[Element placement data]

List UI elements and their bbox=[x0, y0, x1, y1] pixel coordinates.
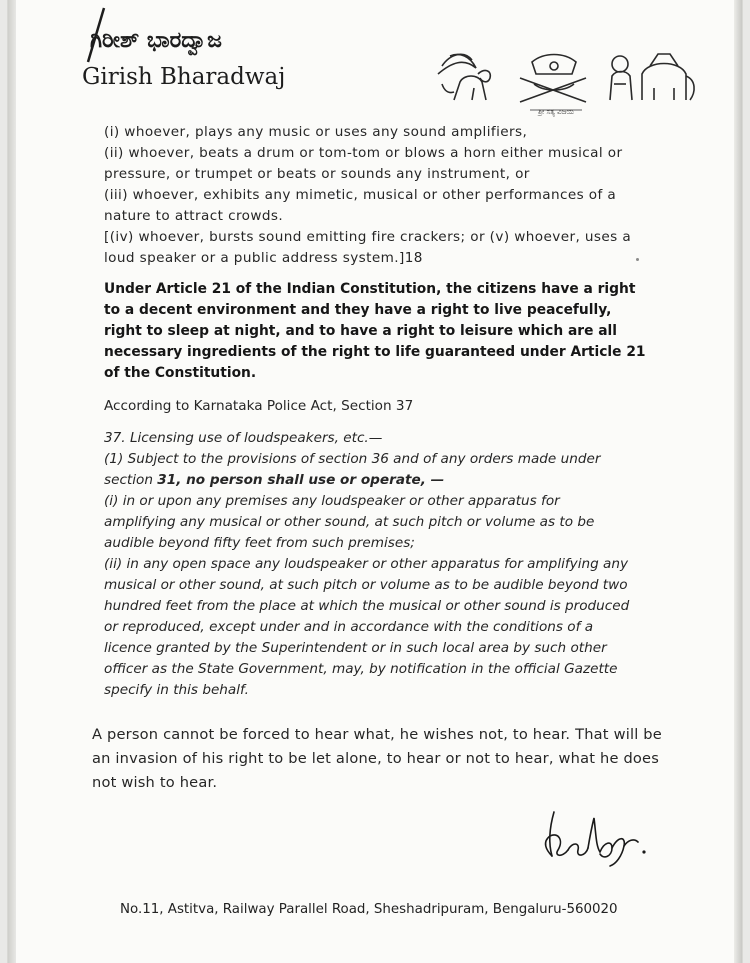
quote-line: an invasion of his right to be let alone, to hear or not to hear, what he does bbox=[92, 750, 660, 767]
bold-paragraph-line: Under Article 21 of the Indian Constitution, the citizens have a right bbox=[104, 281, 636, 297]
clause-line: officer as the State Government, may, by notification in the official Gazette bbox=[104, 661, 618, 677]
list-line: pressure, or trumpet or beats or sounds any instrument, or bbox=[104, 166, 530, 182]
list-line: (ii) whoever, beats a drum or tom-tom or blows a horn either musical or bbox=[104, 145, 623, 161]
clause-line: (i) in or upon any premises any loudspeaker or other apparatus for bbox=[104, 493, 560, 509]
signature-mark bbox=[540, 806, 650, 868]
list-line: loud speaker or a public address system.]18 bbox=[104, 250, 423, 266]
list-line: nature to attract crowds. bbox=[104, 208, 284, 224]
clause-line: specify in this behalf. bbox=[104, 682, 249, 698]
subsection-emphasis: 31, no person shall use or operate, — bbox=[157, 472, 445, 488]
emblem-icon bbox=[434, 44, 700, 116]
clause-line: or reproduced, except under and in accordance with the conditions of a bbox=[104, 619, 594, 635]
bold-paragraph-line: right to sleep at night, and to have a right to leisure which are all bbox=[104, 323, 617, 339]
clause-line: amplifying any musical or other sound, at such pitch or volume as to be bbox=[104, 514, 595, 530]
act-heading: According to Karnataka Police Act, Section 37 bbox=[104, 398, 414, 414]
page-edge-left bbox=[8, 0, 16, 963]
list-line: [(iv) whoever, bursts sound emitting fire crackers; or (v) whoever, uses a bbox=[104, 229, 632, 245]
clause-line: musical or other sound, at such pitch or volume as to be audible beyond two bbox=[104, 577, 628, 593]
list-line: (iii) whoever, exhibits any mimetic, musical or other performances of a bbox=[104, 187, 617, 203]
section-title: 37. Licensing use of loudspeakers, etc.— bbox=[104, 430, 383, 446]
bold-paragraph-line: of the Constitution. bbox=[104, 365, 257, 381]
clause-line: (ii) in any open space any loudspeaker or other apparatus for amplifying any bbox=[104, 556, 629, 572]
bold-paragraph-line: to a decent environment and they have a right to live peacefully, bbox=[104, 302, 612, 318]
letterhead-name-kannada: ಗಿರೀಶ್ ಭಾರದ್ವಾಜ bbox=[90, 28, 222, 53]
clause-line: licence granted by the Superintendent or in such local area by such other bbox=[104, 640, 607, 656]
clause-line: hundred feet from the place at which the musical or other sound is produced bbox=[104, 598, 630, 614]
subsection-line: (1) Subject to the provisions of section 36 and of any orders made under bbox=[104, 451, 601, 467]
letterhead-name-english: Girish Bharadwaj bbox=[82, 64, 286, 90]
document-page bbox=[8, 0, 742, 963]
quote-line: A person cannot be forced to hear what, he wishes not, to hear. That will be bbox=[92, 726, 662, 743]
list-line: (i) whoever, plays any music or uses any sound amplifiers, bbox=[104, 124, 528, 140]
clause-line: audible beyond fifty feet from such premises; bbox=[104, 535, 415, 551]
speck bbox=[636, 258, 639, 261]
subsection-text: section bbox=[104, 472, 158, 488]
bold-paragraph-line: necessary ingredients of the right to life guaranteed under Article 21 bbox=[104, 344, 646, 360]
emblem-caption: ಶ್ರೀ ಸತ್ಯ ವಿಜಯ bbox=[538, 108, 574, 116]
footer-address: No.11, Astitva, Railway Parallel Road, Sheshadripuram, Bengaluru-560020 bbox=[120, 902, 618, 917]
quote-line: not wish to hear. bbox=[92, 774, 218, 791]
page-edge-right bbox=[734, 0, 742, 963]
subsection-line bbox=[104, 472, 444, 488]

## YOUR GOAL
Can you reproduce the records starting at the line that contains "quote-line: an invasion" and ending at the line that contains "list-line: (ii) whoever, beats"?

## REPLY TO THE TASK
quote-line: an invasion of his right to be let alone, to hear or not to hear, what he does bbox=[92, 750, 660, 767]
bold-paragraph-line: Under Article 21 of the Indian Constitution, the citizens have a right bbox=[104, 281, 636, 297]
clause-line: officer as the State Government, may, by notification in the official Gazette bbox=[104, 661, 618, 677]
list-line: pressure, or trumpet or beats or sounds any instrument, or bbox=[104, 166, 530, 182]
list-line: (ii) whoever, beats a drum or tom-tom or blows a horn either musical or bbox=[104, 145, 623, 161]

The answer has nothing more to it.